- _PROBLEM TO WORK ON_:
Collect every line of the listing below that contains the word "manufactured", and copy each one in full.

- _THE DATA_:
• • • • •

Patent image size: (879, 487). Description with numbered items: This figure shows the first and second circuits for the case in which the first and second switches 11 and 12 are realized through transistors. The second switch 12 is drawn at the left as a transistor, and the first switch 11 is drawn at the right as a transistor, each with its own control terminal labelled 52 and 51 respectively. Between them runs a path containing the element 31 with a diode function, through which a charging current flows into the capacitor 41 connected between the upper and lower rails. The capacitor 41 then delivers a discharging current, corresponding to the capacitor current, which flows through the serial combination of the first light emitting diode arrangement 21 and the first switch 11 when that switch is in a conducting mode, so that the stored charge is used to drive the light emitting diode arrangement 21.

• • • • •

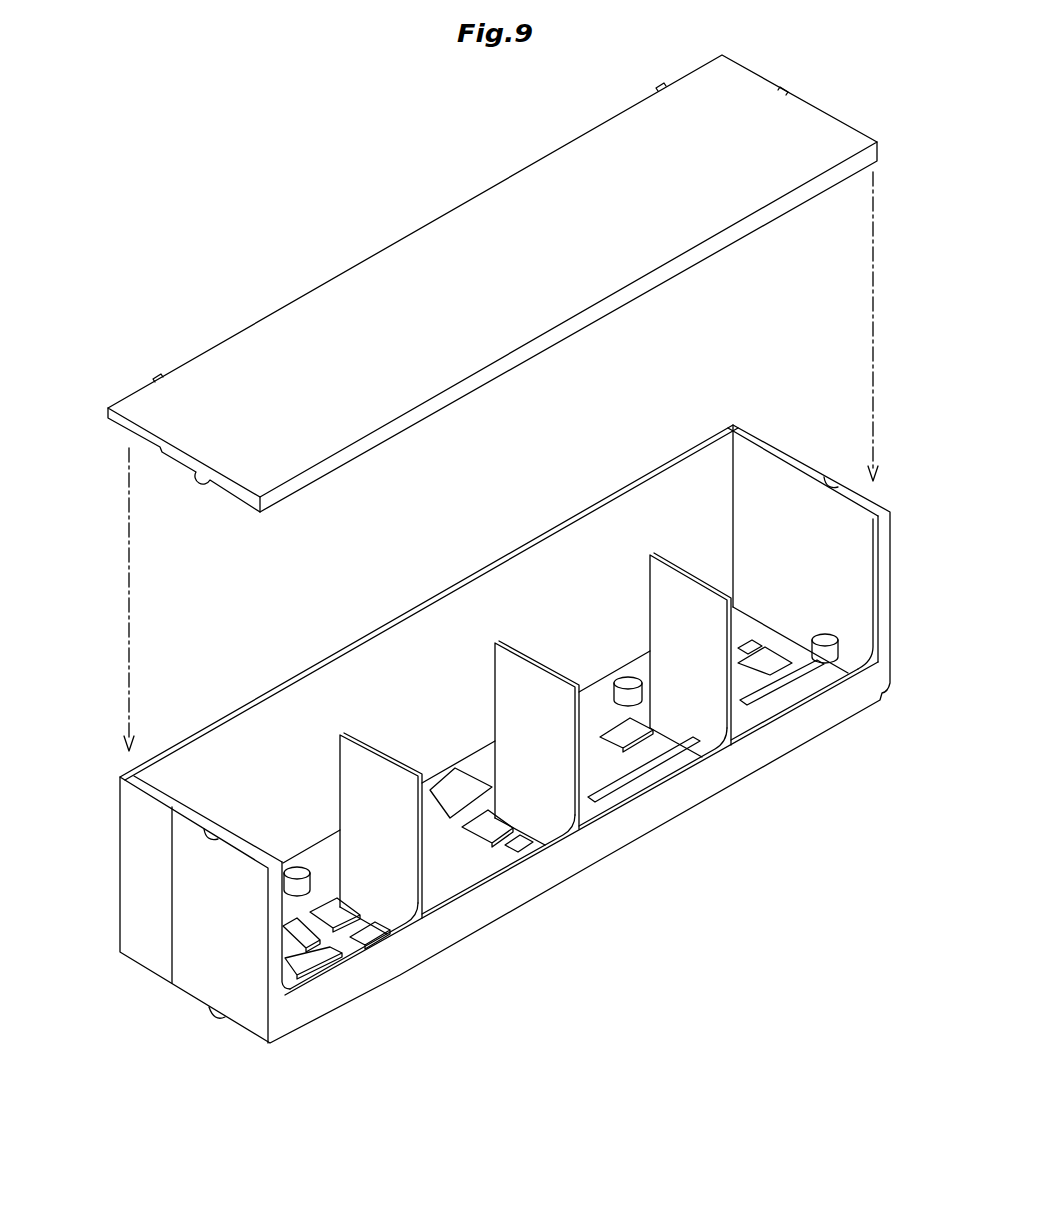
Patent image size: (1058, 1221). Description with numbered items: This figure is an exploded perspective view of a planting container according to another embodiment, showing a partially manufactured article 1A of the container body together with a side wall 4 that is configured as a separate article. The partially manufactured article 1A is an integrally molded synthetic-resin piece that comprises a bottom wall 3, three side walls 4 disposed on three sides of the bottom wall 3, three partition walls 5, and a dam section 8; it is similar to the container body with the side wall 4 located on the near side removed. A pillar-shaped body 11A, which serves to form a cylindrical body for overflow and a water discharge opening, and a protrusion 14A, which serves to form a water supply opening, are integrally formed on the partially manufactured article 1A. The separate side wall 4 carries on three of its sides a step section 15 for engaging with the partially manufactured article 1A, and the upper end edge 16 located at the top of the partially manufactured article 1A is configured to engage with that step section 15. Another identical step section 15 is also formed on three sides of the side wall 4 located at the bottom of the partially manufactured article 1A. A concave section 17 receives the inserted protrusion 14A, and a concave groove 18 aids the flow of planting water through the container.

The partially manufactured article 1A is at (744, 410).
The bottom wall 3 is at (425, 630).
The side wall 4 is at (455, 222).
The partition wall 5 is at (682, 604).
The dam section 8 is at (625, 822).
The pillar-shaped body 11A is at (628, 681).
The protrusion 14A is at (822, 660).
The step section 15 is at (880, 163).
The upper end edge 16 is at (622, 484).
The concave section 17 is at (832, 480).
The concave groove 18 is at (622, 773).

• • • • •

- _RESULT OF THIS EXERCISE_:
Patent image size: (1058, 1221). Description with numbered items: This figure is an exploded perspective view of a planting container according to another embodiment, showing a partially manufactured article 1A of the container body together with a side wall 4 that is configured as a separate article. The partially manufactured article 1A is an integrally molded synthetic-resin piece that comprises a bottom wall 3, three side walls 4 disposed on three sides of the bottom wall 3, three partition walls 5, and a dam section 8; it is similar to the container body with the side wall 4 located on the near side removed. A pillar-shaped body 11A, which serves to form a cylindrical body for overflow and a water discharge opening, and a protrusion 14A, which serves to form a water supply opening, are integrally formed on the partially manufactured article 1A. The separate side wall 4 carries on three of its sides a step section 15 for engaging with the partially manufactured article 1A, and the upper end edge 16 located at the top of the partially manufactured article 1A is configured to engage with that step section 15. Another identical step section 15 is also formed on three sides of the side wall 4 located at the bottom of the partially manufactured article 1A. A concave section 17 receives the inserted protrusion 14A, and a concave groove 18 aids the flow of planting water through the container.
The partially manufactured article 1A is at (744, 410).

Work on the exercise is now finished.